What you will do:
Copy out every line of the records, substituting "response-paragraph" for each occurrence of "answer-paragraph" and leaving everything else unchanged.

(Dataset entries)
========================================================================

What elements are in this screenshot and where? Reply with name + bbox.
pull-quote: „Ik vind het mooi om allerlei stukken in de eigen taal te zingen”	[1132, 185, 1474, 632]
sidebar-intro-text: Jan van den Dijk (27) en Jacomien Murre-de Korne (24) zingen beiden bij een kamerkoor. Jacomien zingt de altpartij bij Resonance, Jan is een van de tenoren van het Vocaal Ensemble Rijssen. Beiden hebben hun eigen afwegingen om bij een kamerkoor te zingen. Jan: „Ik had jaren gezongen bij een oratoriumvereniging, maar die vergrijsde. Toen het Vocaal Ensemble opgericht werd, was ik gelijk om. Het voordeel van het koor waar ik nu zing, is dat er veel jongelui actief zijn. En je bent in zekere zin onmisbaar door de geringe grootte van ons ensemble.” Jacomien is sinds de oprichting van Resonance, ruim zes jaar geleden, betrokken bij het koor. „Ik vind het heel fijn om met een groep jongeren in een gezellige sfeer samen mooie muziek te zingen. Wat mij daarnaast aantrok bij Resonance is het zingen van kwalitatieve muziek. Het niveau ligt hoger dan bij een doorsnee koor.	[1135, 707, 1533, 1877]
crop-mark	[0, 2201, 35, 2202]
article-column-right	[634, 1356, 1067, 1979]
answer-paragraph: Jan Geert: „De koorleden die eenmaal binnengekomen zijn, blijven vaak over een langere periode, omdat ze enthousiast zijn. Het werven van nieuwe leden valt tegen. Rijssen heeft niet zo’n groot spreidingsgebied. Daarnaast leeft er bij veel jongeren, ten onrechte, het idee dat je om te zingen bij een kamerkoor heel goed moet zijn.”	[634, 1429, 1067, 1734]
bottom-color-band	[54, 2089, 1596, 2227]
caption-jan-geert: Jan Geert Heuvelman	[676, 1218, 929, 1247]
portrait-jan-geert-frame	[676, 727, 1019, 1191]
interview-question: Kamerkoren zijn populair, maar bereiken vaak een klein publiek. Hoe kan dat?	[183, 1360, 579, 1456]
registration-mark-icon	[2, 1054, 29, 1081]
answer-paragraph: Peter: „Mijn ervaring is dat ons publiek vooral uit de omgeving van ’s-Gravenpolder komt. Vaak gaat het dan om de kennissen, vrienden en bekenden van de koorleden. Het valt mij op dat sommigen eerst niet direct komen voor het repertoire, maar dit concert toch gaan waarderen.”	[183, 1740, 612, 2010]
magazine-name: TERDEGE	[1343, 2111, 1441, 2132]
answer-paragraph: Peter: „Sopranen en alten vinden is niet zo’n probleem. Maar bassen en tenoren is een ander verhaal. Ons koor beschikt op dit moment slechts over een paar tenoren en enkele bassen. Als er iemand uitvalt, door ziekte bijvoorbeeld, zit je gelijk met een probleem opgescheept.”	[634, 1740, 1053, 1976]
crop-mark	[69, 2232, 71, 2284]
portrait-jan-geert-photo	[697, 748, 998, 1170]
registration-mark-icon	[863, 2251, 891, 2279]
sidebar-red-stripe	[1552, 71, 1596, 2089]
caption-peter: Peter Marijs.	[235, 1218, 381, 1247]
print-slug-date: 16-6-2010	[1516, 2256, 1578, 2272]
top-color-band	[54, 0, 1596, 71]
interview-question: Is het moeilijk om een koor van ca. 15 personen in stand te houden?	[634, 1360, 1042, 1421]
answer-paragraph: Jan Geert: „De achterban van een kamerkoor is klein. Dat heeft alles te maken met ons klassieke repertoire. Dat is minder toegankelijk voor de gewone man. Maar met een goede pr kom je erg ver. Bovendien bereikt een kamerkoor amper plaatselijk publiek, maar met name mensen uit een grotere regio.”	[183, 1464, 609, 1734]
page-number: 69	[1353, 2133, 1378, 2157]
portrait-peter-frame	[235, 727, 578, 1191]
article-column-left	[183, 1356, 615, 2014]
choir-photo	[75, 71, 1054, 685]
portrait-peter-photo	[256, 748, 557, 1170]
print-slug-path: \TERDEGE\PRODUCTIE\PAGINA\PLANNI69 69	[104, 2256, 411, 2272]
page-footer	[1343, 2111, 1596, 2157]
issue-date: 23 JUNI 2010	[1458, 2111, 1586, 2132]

========================================================================

Written response:
What elements are in this screenshot and where? Reply with name + bbox.
pull-quote: „Ik vind het mooi om allerlei stukken in de eigen taal te zingen”	[1132, 185, 1474, 632]
sidebar-intro-text: Jan van den Dijk (27) en Jacomien Murre-de Korne (24) zingen beiden bij een kamerkoor. Jacomien zingt de altpartij bij Resonance, Jan is een van de tenoren van het Vocaal Ensemble Rijssen. Beiden hebben hun eigen afwegingen om bij een kamerkoor te zingen. Jan: „Ik had jaren gezongen bij een oratoriumvereniging, maar die vergrijsde. Toen het Vocaal Ensemble opgericht werd, was ik gelijk om. Het voordeel van het koor waar ik nu zing, is dat er veel jongelui actief zijn. En je bent in zekere zin onmisbaar door de geringe grootte van ons ensemble.” Jacomien is sinds de oprichting van Resonance, ruim zes jaar geleden, betrokken bij het koor. „Ik vind het heel fijn om met een groep jongeren in een gezellige sfeer samen mooie muziek te zingen. Wat mij daarnaast aantrok bij Resonance is het zingen van kwalitatieve muziek. Het niveau ligt hoger dan bij een doorsnee koor.	[1135, 707, 1533, 1877]
crop-mark	[0, 2201, 35, 2202]
article-column-right	[634, 1356, 1067, 1979]
response-paragraph: Jan Geert: „De koorleden die eenmaal binnengekomen zijn, blijven vaak over een langere periode, omdat ze enthousiast zijn. Het werven van nieuwe leden valt tegen. Rijssen heeft niet zo’n groot spreidingsgebied. Daarnaast leeft er bij veel jongeren, ten onrechte, het idee dat je om te zingen bij een kamerkoor heel goed moet zijn.”	[634, 1429, 1067, 1734]
bottom-color-band	[54, 2089, 1596, 2227]
caption-jan-geert: Jan Geert Heuvelman	[676, 1218, 929, 1247]
portrait-jan-geert-frame	[676, 727, 1019, 1191]
interview-question: Kamerkoren zijn populair, maar bereiken vaak een klein publiek. Hoe kan dat?	[183, 1360, 579, 1456]
registration-mark-icon	[2, 1054, 29, 1081]
response-paragraph: Peter: „Mijn ervaring is dat ons publiek vooral uit de omgeving van ’s-Gravenpolder komt. Vaak gaat het dan om de kennissen, vrienden en bekenden van de koorleden. Het valt mij op dat sommigen eerst niet direct komen voor het repertoire, maar dit concert toch gaan waarderen.”	[183, 1740, 612, 2010]
magazine-name: TERDEGE	[1343, 2111, 1441, 2132]
response-paragraph: Peter: „Sopranen en alten vinden is niet zo’n probleem. Maar bassen en tenoren is een ander verhaal. Ons koor beschikt op dit moment slechts over een paar tenoren en enkele bassen. Als er iemand uitvalt, door ziekte bijvoorbeeld, zit je gelijk met een probleem opgescheept.”	[634, 1740, 1053, 1976]
crop-mark	[69, 2232, 71, 2284]
portrait-jan-geert-photo	[697, 748, 998, 1170]
registration-mark-icon	[863, 2251, 891, 2279]
sidebar-red-stripe	[1552, 71, 1596, 2089]
caption-peter: Peter Marijs.	[235, 1218, 381, 1247]
print-slug-date: 16-6-2010	[1516, 2256, 1578, 2272]
top-color-band	[54, 0, 1596, 71]
interview-question: Is het moeilijk om een koor van ca. 15 personen in stand te houden?	[634, 1360, 1042, 1421]
response-paragraph: Jan Geert: „De achterban van een kamerkoor is klein. Dat heeft alles te maken met ons klassieke repertoire. Dat is minder toegankelijk voor de gewone man. Maar met een goede pr kom je erg ver. Bovendien bereikt een kamerkoor amper plaatselijk publiek, maar met name mensen uit een grotere regio.”	[183, 1464, 609, 1734]
page-number: 69	[1353, 2133, 1378, 2157]
portrait-peter-frame	[235, 727, 578, 1191]
article-column-left	[183, 1356, 615, 2014]
choir-photo	[75, 71, 1054, 685]
portrait-peter-photo	[256, 748, 557, 1170]
print-slug-path: \TERDEGE\PRODUCTIE\PAGINA\PLANNI69 69	[104, 2256, 411, 2272]
page-footer	[1343, 2111, 1596, 2157]
issue-date: 23 JUNI 2010	[1458, 2111, 1586, 2132]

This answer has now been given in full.